TO DO: Copy each line that contains the word "области".
========================================================================
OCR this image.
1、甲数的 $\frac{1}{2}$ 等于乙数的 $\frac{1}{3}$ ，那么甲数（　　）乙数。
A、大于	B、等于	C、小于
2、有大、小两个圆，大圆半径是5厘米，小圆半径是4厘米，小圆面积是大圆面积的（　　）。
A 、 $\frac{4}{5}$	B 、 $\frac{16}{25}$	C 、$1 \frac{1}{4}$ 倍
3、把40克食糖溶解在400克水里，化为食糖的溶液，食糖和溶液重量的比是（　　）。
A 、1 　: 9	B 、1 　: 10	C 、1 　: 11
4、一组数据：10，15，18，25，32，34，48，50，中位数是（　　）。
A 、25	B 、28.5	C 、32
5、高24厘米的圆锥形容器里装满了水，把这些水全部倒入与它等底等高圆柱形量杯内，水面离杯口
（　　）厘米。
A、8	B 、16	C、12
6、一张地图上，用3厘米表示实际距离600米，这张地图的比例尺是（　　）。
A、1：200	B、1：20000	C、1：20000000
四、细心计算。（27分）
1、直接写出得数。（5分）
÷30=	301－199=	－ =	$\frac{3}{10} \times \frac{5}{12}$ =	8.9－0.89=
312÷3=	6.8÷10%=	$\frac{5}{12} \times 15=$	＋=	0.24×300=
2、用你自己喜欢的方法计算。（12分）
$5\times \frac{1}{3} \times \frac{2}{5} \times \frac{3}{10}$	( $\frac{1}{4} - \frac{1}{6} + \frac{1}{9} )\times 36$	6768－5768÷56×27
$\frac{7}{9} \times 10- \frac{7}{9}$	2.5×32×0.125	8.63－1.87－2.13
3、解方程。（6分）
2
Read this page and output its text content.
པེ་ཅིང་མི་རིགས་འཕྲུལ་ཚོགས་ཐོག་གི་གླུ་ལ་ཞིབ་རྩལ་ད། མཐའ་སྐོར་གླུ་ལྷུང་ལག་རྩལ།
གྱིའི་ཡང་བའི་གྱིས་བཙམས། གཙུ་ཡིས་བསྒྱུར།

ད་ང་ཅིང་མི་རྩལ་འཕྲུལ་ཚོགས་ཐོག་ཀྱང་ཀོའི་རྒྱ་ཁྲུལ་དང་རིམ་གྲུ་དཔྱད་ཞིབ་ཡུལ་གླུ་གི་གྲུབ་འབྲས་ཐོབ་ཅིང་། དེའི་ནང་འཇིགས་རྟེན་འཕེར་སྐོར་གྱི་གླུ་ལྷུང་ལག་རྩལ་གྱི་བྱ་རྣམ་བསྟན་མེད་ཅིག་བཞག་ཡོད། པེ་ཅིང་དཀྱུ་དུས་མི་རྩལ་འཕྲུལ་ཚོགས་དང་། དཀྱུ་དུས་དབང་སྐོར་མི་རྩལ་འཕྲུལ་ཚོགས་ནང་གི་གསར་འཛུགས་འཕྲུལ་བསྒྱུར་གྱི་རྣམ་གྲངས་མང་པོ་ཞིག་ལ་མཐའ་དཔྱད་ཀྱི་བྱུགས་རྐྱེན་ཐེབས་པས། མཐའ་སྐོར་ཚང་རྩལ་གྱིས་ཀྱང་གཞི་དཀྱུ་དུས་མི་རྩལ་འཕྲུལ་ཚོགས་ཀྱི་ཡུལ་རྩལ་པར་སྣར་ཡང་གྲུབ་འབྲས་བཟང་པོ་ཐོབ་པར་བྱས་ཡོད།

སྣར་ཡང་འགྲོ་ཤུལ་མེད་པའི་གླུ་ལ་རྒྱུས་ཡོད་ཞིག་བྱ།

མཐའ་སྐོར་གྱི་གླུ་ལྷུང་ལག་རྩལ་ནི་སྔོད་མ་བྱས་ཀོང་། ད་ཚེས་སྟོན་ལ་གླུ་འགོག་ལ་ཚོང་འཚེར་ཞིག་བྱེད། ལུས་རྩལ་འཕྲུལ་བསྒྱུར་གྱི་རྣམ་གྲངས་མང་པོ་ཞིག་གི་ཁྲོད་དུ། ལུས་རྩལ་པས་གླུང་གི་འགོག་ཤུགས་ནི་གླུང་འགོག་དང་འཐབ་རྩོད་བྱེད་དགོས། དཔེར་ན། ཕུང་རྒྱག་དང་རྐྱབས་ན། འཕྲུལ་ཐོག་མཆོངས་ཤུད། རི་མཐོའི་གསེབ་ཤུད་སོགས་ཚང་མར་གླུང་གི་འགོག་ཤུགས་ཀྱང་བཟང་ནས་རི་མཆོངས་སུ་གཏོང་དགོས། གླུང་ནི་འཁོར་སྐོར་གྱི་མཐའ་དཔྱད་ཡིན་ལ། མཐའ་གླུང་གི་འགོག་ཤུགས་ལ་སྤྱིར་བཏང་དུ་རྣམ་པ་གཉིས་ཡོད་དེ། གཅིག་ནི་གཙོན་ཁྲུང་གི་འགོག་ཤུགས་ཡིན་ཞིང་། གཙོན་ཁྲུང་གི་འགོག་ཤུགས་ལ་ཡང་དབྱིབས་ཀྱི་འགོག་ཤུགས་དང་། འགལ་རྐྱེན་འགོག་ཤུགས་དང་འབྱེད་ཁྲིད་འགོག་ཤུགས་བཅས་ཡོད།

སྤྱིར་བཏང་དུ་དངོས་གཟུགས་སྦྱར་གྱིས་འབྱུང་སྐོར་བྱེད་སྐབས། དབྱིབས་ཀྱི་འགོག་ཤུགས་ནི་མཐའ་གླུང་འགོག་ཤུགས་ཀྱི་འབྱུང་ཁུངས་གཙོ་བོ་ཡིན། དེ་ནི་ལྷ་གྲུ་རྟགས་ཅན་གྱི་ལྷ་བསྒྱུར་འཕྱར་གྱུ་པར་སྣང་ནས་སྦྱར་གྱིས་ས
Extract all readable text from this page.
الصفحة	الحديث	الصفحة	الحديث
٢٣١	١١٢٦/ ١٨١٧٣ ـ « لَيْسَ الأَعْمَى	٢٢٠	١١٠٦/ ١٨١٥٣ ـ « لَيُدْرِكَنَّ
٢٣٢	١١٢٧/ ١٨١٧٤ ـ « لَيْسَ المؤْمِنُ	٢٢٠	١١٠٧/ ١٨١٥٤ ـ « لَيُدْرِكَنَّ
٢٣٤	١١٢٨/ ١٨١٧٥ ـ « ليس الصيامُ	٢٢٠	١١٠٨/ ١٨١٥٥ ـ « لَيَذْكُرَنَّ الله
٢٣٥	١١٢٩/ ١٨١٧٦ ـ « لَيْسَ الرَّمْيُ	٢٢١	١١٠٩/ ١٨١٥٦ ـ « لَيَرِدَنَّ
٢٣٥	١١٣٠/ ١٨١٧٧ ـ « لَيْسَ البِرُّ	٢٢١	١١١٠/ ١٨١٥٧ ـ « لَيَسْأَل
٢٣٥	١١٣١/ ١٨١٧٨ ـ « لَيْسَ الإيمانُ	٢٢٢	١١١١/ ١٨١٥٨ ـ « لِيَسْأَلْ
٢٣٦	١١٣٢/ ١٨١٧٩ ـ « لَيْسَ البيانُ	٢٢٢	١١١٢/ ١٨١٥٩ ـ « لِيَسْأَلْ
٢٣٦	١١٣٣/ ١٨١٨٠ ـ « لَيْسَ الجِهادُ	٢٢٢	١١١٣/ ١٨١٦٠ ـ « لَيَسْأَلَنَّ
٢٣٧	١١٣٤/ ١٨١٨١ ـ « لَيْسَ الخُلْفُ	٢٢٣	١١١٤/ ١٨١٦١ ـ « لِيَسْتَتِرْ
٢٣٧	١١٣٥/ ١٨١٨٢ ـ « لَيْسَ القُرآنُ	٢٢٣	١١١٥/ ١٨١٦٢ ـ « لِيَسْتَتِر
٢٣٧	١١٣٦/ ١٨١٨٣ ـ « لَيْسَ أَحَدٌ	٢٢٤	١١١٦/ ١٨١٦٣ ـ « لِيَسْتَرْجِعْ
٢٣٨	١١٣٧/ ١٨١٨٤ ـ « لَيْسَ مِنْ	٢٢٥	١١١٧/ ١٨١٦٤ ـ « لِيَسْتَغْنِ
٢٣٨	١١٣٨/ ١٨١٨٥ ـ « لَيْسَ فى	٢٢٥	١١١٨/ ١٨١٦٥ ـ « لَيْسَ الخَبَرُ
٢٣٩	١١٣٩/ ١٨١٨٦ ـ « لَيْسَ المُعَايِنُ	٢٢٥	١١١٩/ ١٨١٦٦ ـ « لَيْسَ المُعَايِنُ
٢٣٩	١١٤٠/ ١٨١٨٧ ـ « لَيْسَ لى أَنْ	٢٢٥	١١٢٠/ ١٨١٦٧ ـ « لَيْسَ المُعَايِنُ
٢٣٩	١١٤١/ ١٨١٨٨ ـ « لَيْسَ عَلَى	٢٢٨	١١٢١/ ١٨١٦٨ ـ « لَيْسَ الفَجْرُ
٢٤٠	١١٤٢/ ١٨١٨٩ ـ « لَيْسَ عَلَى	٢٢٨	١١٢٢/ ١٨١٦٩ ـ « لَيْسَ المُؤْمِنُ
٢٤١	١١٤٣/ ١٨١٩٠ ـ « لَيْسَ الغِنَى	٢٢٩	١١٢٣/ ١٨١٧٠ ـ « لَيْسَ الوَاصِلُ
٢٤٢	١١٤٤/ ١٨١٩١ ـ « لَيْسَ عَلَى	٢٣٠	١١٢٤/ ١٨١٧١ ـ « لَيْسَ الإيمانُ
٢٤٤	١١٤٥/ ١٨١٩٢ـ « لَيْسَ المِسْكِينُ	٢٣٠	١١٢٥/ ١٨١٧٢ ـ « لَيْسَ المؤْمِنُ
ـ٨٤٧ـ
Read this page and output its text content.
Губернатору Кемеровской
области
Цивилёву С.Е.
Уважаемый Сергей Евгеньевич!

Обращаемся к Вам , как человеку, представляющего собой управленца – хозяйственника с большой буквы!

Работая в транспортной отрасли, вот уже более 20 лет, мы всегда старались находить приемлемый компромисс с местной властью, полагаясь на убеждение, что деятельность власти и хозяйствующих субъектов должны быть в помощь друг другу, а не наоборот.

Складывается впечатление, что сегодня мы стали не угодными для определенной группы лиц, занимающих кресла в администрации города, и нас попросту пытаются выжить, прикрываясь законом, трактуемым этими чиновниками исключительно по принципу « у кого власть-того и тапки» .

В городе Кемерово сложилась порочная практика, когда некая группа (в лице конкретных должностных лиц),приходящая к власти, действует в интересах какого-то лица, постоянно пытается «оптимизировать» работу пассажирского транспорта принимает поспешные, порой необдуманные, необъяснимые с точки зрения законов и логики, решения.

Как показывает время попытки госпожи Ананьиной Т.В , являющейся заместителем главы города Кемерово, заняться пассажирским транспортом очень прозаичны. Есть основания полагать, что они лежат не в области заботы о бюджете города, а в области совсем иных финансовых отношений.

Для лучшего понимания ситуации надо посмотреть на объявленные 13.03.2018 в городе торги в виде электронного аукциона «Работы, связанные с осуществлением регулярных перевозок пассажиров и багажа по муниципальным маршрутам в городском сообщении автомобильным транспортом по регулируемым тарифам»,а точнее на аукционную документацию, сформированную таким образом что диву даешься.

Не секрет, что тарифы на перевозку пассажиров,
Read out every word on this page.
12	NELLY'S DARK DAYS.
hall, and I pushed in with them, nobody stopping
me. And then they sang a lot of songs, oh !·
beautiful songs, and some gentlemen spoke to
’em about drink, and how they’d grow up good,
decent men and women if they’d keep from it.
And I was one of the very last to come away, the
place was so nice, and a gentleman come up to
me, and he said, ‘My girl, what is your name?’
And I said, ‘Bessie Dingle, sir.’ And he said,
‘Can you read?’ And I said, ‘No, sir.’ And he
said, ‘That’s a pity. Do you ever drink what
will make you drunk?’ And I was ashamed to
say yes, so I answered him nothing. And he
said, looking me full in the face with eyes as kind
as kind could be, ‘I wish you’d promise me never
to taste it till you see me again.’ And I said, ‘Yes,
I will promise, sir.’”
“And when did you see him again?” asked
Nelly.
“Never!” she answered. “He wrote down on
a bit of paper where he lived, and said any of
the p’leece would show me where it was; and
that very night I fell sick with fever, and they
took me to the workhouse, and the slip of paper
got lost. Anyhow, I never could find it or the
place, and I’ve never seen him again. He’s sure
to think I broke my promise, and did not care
========================================================================
COMPLETE OUTPUT:
области
Как показывает время попытки госпожи Ананьиной Т.В , являющейся заместителем главы города Кемерово, заняться пассажирским транспортом очень прозаичны. Есть основания полагать, что они лежат не в области заботы о бюджете города, а в области совсем иных финансовых отношений.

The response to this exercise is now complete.